[Exercise instructions]: Drop all images and give the records again exactly.

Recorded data
______

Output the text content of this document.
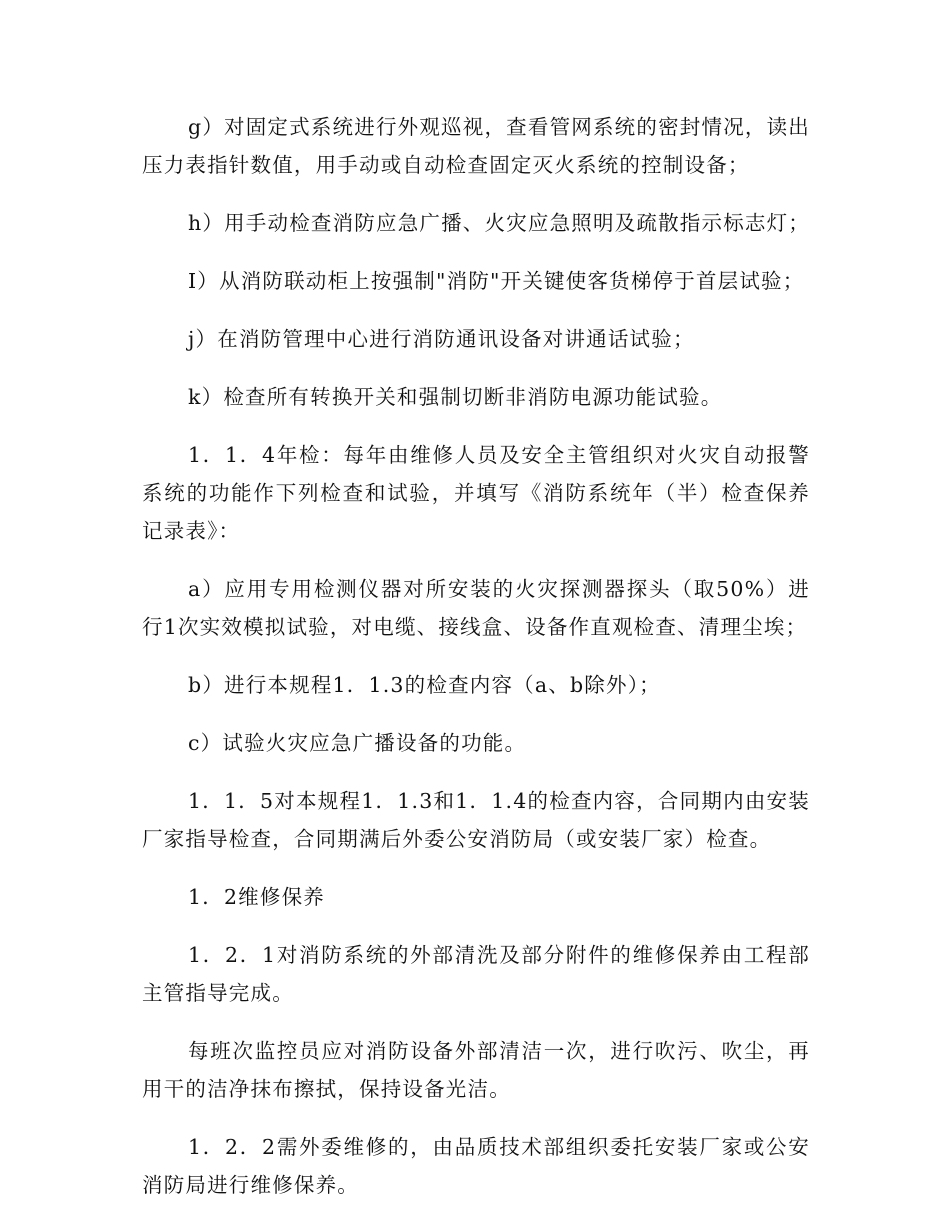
g）对固定式系统进行外观巡视，查看管网系统的密封情况，读出压力表指针数值，用手动或自动检查固定灭火系统的控制设备；

h）用手动检查消防应急广播、火灾应急照明及疏散指示标志灯；

I）从消防联动柜上按强制"消防"开关键使客货梯停于首层试验；

j）在消防管理中心进行消防通讯设备对讲通话试验；

k）检查所有转换开关和强制切断非消防电源功能试验。

1．1．4年检：每年由维修人员及安全主管组织对火灾自动报警系统的功能作下列检查和试验，并填写《消防系统年（半）检查保养记录表》：

a）应用专用检测仪器对所安装的火灾探测器探头（取50%）进行1次实效模拟试验，对电缆、接线盒、设备作直观检查、清理尘埃；

b）进行本规程1．1.3的检查内容（a、b除外）；

c）试验火灾应急广播设备的功能。

1．1．5对本规程1．1.3和1．1.4的检查内容，合同期内由安装厂家指导检查，合同期满后外委公安消防局（或安装厂家）检查。

1．2维修保养

1．2．1对消防系统的外部清洗及部分附件的维修保养由工程部主管指导完成。

每班次监控员应对消防设备外部清洁一次，进行吹污、吹尘，再用干的洁净抹布擦拭，保持设备光洁。

1．2．2需外委维修的，由品质技术部组织委托安装厂家或公安消防局进行维修保养。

______

[Written response]:
Output the text content of this document.
g）对固定式系统进行外观巡视，查看管网系统的密封情况，读出压力表指针数值，用手动或自动检查固定灭火系统的控制设备；

h）用手动检查消防应急广播、火灾应急照明及疏散指示标志灯；

I）从消防联动柜上按强制"消防"开关键使客货梯停于首层试验；

j）在消防管理中心进行消防通讯设备对讲通话试验；

k）检查所有转换开关和强制切断非消防电源功能试验。

1．1．4年检：每年由维修人员及安全主管组织对火灾自动报警系统的功能作下列检查和试验，并填写《消防系统年（半）检查保养记录表》：

a）应用专用检测仪器对所安装的火灾探测器探头（取50%）进行1次实效模拟试验，对电缆、接线盒、设备作直观检查、清理尘埃；

b）进行本规程1．1.3的检查内容（a、b除外）；

c）试验火灾应急广播设备的功能。

1．1．5对本规程1．1.3和1．1.4的检查内容，合同期内由安装厂家指导检查，合同期满后外委公安消防局（或安装厂家）检查。

1．2维修保养

1．2．1对消防系统的外部清洗及部分附件的维修保养由工程部主管指导完成。

每班次监控员应对消防设备外部清洁一次，进行吹污、吹尘，再用干的洁净抹布擦拭，保持设备光洁。

1．2．2需外委维修的，由品质技术部组织委托安装厂家或公安消防局进行维修保养。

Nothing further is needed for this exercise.